# Task details
Each line that includes the string "также" counts once; give the total and nothing else.

>> start

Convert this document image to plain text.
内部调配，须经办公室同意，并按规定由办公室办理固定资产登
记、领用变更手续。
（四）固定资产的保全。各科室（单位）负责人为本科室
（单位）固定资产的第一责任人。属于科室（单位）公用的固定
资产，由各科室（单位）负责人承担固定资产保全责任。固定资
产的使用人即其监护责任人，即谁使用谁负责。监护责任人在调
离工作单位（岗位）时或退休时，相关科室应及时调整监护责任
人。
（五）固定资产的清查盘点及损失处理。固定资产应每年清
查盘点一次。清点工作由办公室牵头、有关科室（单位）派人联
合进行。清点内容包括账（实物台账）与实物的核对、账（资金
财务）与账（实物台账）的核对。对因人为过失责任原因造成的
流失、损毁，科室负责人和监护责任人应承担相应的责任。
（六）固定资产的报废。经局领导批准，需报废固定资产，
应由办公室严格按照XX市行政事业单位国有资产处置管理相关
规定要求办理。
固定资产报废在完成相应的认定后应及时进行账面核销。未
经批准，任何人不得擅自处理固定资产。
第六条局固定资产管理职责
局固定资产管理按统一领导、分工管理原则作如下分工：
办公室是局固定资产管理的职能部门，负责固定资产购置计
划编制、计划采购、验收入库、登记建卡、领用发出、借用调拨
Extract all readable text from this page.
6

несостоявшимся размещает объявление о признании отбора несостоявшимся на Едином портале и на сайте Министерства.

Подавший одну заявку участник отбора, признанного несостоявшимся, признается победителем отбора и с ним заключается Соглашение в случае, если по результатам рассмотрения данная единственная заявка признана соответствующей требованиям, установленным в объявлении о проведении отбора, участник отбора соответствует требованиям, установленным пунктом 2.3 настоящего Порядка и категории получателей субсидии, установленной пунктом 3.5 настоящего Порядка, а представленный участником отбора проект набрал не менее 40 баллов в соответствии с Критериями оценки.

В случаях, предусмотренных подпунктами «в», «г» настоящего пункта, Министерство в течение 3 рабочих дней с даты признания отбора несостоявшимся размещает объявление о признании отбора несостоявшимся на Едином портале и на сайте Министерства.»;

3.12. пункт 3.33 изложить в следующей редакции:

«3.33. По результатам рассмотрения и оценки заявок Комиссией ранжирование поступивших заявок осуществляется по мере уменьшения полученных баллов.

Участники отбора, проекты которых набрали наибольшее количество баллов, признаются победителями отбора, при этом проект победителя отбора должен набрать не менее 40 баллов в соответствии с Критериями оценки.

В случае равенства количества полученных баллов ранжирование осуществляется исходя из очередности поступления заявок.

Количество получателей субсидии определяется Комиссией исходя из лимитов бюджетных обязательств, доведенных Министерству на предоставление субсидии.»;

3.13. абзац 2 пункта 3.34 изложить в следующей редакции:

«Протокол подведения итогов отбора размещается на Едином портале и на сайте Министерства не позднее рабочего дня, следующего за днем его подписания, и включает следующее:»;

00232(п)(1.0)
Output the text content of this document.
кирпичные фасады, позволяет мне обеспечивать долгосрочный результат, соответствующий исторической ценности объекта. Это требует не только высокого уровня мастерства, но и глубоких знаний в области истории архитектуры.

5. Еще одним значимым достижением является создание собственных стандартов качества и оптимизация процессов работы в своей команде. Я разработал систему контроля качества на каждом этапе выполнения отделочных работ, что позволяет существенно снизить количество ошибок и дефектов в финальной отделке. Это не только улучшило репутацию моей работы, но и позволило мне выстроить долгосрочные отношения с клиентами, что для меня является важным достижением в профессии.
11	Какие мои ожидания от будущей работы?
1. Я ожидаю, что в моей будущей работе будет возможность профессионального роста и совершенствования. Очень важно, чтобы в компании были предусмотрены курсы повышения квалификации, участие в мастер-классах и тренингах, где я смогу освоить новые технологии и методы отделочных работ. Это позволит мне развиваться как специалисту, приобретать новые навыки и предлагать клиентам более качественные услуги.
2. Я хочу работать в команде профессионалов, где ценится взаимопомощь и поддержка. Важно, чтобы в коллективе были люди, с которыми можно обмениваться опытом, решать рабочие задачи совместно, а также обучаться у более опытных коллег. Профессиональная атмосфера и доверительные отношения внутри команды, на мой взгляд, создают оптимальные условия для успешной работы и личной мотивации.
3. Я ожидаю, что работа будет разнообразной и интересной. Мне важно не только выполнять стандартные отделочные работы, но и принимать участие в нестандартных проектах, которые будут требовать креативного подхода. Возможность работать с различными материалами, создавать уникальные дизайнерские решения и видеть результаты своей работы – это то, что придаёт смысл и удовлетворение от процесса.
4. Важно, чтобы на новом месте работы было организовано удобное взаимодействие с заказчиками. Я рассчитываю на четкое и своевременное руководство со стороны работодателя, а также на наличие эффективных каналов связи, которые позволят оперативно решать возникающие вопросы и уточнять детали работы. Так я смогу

>> end

# Response to the exercise
2